Copy each of the entries below faithfully, setting aside any pictures.

Saved entries
··········
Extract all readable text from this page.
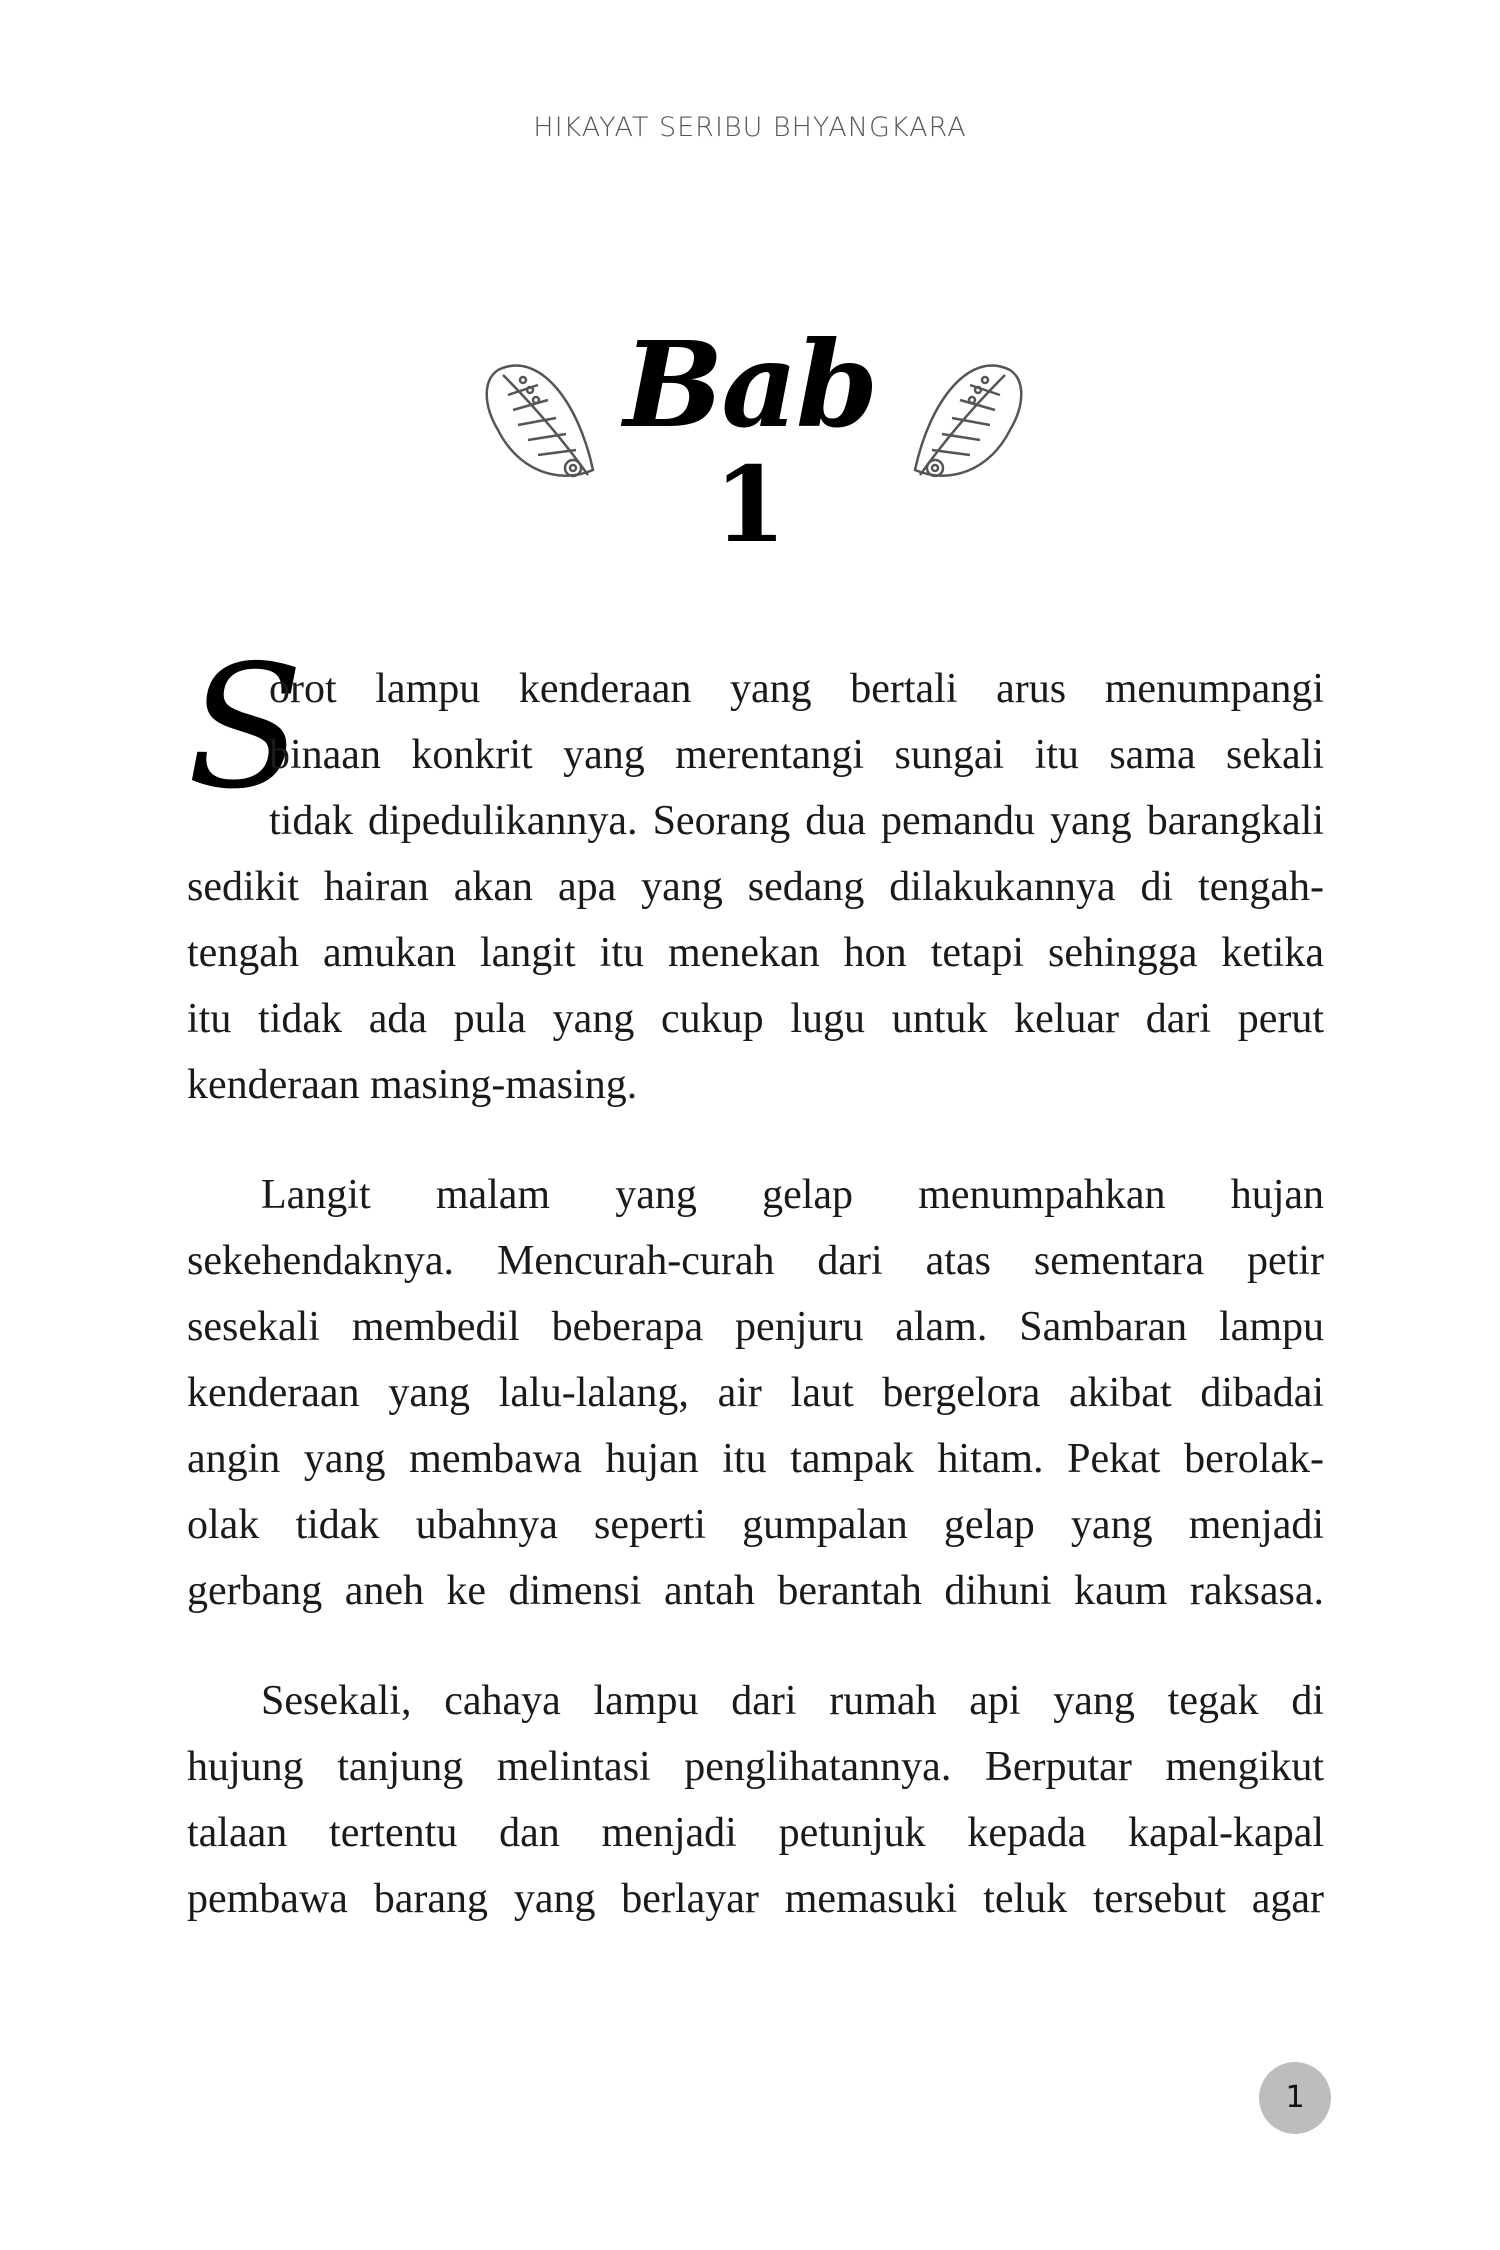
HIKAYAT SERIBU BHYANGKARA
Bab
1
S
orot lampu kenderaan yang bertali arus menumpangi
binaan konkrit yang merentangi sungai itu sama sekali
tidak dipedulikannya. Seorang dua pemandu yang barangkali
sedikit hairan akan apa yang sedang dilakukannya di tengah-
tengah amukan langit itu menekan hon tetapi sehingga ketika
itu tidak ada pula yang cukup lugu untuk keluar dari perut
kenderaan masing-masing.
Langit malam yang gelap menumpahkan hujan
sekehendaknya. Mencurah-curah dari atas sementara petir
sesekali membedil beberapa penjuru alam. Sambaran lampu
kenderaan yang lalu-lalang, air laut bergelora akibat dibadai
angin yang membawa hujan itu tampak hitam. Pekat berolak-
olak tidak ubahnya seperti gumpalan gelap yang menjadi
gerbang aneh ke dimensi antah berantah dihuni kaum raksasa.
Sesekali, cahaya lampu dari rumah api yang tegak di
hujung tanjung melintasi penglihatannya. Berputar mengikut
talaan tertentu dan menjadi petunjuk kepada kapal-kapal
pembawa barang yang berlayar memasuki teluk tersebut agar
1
··········
Response to this exercise:
Extract all readable text from this page.
HIKAYAT SERIBU BHYANGKARA
Bab
1
S
orot lampu kenderaan yang bertali arus menumpangi
binaan konkrit yang merentangi sungai itu sama sekali
tidak dipedulikannya. Seorang dua pemandu yang barangkali
sedikit hairan akan apa yang sedang dilakukannya di tengah-
tengah amukan langit itu menekan hon tetapi sehingga ketika
itu tidak ada pula yang cukup lugu untuk keluar dari perut
kenderaan masing-masing.
Langit malam yang gelap menumpahkan hujan
sekehendaknya. Mencurah-curah dari atas sementara petir
sesekali membedil beberapa penjuru alam. Sambaran lampu
kenderaan yang lalu-lalang, air laut bergelora akibat dibadai
angin yang membawa hujan itu tampak hitam. Pekat berolak-
olak tidak ubahnya seperti gumpalan gelap yang menjadi
gerbang aneh ke dimensi antah berantah dihuni kaum raksasa.
Sesekali, cahaya lampu dari rumah api yang tegak di
hujung tanjung melintasi penglihatannya. Berputar mengikut
talaan tertentu dan menjadi petunjuk kepada kapal-kapal
pembawa barang yang berlayar memasuki teluk tersebut agar
1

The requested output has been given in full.